──────── WORKING DATA

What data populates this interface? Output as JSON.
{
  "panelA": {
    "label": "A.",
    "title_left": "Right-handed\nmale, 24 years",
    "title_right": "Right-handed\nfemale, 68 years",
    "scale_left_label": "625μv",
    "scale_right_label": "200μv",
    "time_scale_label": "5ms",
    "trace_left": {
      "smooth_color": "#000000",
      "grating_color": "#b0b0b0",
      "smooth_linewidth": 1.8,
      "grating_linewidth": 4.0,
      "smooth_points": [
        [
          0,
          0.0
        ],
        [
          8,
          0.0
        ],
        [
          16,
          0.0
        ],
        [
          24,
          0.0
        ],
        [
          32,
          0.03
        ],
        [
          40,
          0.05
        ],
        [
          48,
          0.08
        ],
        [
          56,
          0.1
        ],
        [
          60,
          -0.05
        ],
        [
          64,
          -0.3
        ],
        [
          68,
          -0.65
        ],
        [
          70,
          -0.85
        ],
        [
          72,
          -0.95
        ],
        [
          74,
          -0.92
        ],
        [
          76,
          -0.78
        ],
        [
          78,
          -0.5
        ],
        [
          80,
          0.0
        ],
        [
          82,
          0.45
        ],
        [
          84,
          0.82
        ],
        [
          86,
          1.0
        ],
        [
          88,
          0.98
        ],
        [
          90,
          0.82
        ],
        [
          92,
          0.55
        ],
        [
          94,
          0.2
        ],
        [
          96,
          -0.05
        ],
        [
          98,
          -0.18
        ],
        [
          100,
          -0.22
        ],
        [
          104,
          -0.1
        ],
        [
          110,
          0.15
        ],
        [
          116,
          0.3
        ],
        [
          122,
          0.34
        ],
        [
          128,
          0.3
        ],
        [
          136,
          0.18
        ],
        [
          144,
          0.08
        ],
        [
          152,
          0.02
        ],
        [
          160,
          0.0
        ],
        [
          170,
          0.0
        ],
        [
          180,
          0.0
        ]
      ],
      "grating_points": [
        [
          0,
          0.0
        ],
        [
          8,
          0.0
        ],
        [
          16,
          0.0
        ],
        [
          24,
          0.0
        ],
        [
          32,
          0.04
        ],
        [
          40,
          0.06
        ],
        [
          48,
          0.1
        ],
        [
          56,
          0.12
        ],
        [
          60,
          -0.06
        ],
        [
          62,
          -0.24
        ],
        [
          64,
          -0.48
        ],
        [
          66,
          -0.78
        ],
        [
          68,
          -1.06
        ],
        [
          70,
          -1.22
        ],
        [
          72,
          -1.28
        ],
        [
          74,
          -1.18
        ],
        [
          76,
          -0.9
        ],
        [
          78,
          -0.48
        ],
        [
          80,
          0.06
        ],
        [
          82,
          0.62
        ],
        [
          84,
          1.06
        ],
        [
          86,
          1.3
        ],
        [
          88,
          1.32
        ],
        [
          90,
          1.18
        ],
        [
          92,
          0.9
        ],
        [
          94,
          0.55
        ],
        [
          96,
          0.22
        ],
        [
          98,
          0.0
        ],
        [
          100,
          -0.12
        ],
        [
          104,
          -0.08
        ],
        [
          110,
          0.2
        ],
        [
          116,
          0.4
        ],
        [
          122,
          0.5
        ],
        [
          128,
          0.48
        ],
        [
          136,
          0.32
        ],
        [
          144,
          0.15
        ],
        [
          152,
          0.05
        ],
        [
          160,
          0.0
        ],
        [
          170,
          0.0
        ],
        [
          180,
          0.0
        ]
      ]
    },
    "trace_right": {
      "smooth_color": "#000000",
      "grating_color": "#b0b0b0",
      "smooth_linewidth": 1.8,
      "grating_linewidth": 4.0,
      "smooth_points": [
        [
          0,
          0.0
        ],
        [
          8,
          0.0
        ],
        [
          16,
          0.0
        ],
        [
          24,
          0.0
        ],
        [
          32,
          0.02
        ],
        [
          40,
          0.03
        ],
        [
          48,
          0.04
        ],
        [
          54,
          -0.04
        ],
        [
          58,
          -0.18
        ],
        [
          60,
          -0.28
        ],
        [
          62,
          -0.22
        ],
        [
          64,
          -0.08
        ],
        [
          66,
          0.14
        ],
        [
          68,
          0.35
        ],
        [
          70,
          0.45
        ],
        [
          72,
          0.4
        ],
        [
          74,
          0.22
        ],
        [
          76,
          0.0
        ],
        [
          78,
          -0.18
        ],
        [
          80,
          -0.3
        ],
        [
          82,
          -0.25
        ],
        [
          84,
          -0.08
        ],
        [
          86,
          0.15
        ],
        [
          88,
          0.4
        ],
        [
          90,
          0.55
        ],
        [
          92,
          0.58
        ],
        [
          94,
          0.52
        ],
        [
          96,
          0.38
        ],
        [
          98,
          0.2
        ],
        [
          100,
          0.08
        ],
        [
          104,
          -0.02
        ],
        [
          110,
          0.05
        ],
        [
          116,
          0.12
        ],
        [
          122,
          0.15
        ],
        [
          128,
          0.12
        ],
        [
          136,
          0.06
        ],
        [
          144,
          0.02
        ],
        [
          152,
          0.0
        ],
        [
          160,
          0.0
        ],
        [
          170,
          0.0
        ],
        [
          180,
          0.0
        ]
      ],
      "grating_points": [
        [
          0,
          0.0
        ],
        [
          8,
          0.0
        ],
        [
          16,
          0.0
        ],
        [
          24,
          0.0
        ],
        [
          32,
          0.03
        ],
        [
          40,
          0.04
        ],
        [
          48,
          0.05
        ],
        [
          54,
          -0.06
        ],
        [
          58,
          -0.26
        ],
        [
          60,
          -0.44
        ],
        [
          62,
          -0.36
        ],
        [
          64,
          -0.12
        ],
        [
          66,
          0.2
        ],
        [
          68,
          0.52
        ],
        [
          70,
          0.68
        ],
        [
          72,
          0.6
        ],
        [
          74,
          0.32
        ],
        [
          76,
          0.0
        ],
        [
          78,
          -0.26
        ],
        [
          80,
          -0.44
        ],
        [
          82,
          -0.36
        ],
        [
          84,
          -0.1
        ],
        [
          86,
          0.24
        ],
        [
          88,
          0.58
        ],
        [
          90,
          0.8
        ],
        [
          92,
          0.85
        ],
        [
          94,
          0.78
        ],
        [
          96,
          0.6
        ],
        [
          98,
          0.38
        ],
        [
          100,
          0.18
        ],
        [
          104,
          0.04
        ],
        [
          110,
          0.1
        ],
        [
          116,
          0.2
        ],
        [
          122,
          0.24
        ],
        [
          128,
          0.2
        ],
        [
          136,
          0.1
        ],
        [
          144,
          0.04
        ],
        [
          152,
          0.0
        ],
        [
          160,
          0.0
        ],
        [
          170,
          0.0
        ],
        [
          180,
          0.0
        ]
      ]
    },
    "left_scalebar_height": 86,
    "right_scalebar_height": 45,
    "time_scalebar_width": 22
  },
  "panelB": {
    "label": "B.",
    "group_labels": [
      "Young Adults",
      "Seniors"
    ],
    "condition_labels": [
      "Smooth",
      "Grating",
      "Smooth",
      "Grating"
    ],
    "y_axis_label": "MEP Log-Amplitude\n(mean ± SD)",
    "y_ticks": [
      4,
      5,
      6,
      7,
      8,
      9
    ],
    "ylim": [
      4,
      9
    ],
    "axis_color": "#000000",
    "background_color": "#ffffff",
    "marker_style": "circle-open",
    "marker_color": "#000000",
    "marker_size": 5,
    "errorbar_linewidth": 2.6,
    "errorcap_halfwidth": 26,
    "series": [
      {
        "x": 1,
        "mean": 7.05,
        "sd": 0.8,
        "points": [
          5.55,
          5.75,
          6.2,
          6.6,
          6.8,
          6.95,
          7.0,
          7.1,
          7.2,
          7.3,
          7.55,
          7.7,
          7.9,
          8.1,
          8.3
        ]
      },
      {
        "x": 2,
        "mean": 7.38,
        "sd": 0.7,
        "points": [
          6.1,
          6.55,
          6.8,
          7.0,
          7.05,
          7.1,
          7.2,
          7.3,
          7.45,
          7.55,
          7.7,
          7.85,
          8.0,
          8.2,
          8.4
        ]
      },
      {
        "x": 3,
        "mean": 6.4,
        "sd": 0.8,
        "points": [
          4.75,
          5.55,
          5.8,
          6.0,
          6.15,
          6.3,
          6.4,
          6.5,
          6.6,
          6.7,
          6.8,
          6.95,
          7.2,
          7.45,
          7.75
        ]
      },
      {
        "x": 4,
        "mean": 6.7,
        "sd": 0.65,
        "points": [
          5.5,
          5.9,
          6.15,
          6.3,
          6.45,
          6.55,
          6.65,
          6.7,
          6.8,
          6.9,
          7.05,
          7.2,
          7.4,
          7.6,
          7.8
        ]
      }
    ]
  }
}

────────────────

# TASK PROMPT
Give only the number of lines in the preceding material that contain the string "handed".

# COMPLETE RESPONSE
2